Supplied data
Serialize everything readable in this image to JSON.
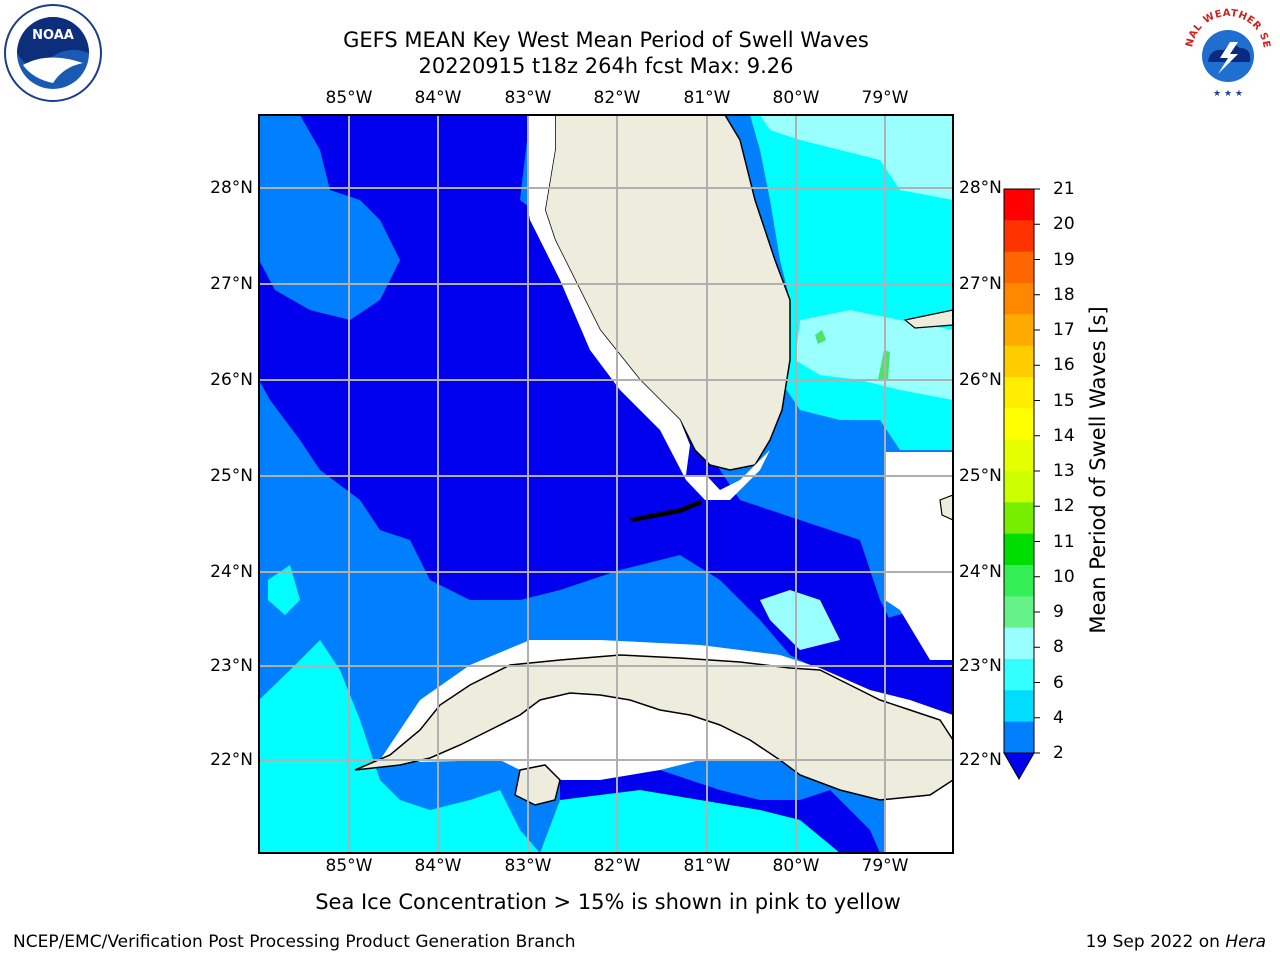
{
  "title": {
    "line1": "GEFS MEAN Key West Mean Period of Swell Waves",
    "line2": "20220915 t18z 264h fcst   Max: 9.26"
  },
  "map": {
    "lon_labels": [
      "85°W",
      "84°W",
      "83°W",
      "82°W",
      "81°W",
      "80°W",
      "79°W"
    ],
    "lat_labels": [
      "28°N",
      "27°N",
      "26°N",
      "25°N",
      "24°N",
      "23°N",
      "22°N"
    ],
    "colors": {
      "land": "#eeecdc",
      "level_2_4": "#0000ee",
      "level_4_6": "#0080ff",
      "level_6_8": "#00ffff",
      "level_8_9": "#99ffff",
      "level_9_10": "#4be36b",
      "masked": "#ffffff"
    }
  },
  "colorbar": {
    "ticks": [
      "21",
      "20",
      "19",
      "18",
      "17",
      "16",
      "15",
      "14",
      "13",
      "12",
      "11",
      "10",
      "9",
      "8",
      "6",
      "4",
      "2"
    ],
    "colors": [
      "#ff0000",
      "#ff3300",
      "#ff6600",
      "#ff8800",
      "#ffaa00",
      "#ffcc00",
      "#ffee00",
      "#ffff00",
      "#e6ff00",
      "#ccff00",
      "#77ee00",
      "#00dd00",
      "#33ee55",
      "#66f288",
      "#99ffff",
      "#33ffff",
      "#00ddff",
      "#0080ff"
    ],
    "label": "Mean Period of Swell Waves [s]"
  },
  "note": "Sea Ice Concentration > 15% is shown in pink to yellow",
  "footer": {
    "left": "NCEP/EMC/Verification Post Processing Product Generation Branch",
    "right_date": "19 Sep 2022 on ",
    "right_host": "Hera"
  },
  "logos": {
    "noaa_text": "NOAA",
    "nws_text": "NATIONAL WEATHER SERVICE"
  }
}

==

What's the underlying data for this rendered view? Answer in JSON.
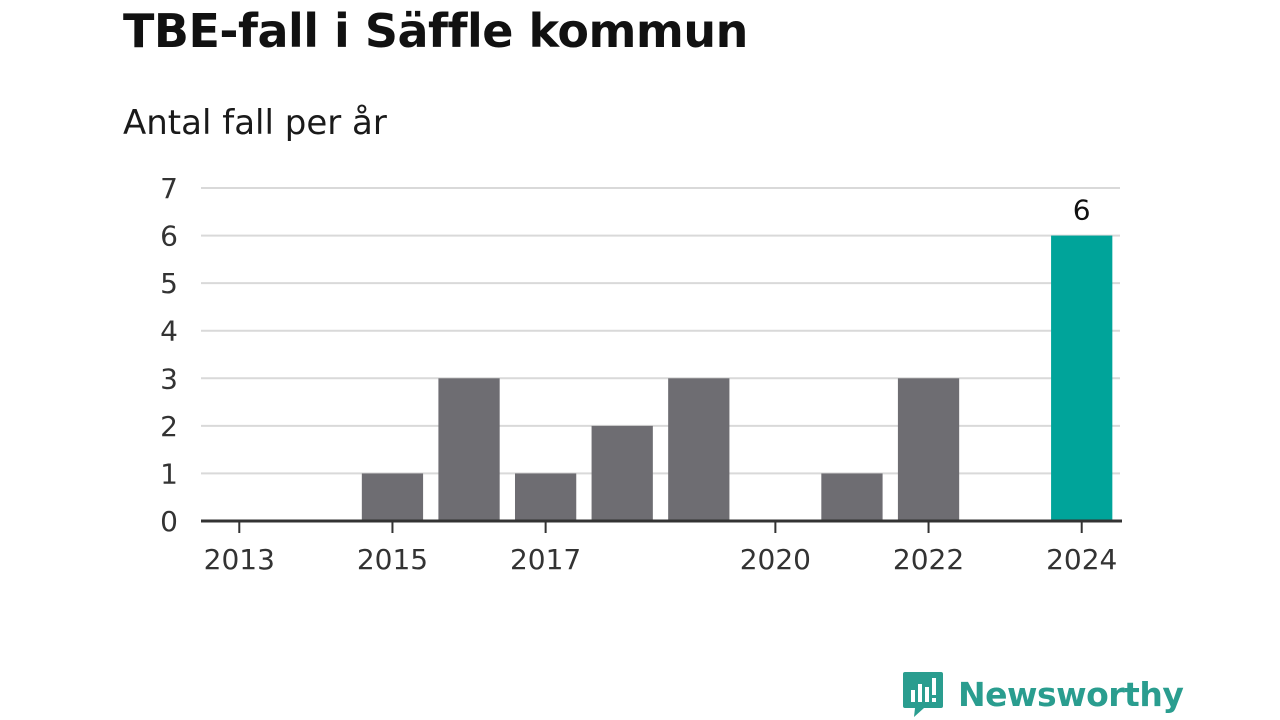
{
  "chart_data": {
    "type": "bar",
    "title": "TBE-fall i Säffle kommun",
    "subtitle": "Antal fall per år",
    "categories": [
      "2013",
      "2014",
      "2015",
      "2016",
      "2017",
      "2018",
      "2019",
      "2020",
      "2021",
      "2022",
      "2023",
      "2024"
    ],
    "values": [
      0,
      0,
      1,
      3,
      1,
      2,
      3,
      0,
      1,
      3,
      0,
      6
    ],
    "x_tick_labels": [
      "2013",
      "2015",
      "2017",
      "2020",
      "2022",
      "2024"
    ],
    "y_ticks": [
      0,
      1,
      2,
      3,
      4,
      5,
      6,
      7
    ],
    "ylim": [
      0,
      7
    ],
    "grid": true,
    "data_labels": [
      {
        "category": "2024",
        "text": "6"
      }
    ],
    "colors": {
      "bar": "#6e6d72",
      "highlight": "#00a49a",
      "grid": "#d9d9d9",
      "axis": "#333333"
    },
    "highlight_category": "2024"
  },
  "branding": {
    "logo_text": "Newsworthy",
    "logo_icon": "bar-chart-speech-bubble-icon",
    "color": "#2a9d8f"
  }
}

* * *

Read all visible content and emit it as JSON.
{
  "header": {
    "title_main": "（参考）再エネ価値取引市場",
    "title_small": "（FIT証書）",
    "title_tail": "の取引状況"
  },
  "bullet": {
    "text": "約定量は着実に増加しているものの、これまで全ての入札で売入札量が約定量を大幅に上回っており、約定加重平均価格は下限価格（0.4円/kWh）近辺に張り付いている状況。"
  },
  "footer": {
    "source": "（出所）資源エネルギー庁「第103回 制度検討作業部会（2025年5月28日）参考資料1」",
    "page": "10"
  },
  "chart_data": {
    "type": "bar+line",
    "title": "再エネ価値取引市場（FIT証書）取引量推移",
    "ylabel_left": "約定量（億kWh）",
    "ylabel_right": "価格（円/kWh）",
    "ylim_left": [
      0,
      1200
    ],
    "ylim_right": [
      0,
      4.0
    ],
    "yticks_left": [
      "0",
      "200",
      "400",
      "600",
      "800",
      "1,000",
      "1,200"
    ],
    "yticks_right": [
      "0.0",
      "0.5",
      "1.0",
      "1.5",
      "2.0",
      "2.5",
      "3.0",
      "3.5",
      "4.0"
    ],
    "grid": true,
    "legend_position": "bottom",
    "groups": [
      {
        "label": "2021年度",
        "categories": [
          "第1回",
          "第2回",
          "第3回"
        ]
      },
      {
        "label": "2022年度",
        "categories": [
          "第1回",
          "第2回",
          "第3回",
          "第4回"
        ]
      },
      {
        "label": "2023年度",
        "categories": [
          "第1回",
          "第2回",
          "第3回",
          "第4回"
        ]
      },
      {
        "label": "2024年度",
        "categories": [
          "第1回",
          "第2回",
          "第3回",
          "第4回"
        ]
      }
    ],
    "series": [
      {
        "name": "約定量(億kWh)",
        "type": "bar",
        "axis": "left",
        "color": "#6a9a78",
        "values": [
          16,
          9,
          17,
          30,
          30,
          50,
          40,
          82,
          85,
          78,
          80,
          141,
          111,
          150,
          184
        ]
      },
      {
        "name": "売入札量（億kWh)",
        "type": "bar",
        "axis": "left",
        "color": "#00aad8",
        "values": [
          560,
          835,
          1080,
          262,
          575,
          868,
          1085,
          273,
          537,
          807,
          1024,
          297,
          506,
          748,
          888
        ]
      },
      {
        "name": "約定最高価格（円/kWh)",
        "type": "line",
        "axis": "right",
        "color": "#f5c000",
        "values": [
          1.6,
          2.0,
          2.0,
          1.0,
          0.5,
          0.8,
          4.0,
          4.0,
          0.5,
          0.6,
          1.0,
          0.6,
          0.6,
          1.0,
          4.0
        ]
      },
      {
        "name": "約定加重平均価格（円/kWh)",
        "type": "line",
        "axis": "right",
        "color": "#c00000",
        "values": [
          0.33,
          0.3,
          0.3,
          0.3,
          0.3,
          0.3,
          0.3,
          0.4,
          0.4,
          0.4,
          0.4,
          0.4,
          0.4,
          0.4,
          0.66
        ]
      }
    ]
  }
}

Given task
Identify every line above that includes the word "fall", and show those lines.

Reply to the exercise
    "title": "TBE-fall i Säffle kommun",
    "subtitle": "Antal fall per år",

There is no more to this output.